PROBLEM TO SOLVE:
Pull every line containing the word "проживающих" from the records.

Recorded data
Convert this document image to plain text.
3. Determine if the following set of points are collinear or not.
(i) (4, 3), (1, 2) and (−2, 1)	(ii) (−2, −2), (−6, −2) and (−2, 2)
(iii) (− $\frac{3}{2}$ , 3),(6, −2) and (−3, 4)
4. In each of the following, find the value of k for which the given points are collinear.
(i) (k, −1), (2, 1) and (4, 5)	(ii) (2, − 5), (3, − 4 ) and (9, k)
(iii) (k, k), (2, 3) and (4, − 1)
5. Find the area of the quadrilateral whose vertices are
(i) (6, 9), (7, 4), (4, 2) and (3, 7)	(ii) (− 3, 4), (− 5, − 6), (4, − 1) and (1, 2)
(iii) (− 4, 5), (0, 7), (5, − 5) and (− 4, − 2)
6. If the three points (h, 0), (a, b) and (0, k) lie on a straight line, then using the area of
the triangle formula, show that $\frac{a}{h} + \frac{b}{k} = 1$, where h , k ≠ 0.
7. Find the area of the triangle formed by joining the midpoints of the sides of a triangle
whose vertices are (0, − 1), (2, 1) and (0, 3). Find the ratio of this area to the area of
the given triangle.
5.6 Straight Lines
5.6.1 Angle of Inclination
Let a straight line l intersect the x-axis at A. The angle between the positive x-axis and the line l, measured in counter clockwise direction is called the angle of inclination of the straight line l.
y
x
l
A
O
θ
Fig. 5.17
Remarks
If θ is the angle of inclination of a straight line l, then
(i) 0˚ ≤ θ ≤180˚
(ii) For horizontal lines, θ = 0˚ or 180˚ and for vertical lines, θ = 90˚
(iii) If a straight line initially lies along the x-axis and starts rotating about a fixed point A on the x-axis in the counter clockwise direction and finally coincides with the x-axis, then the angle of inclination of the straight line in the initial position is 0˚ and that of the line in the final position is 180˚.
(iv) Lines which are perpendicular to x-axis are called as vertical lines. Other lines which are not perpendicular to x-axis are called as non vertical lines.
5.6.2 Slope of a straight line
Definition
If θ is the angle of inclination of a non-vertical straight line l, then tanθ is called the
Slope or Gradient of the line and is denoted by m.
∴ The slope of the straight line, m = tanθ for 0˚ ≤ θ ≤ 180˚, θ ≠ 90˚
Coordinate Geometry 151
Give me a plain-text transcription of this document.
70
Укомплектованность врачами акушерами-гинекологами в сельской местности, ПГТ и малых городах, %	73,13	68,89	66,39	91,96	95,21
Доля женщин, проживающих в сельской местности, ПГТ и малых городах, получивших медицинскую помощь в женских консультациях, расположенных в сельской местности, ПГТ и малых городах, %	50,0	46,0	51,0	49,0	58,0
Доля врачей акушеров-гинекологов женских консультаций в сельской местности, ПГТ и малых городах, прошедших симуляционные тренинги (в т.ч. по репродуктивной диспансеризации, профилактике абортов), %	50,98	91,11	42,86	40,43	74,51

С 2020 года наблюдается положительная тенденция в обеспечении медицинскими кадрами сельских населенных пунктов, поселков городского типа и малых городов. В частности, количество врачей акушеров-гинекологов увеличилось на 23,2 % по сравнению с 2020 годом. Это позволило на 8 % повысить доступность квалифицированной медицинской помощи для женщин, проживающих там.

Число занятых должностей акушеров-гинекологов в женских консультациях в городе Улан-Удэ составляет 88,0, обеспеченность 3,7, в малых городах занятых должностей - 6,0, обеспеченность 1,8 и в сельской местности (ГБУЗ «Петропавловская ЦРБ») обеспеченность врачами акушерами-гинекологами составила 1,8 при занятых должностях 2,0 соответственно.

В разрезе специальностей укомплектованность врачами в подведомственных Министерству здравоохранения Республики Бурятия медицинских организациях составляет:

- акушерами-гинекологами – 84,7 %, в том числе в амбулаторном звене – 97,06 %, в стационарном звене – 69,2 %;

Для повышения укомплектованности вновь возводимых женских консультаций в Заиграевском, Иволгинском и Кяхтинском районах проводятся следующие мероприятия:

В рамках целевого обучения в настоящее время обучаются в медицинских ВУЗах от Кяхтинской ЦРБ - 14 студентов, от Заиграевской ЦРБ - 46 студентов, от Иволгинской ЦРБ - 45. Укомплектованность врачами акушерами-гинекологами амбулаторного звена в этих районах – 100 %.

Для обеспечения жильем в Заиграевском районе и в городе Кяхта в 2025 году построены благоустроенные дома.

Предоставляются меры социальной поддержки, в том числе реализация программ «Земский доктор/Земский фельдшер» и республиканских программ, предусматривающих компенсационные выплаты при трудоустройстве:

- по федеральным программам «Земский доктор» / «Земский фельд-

THE COMPLETED TASK:
Доля женщин, проживающих в сельской местности, ПГТ и малых городах, получивших медицинскую помощь в женских консультациях, расположенных в сельской местности, ПГТ и малых городах, %	50,0	46,0	51,0	49,0	58,0
С 2020 года наблюдается положительная тенденция в обеспечении медицинскими кадрами сельских населенных пунктов, поселков городского типа и малых городов. В частности, количество врачей акушеров-гинекологов увеличилось на 23,2 % по сравнению с 2020 годом. Это позволило на 8 % повысить доступность квалифицированной медицинской помощи для женщин, проживающих там.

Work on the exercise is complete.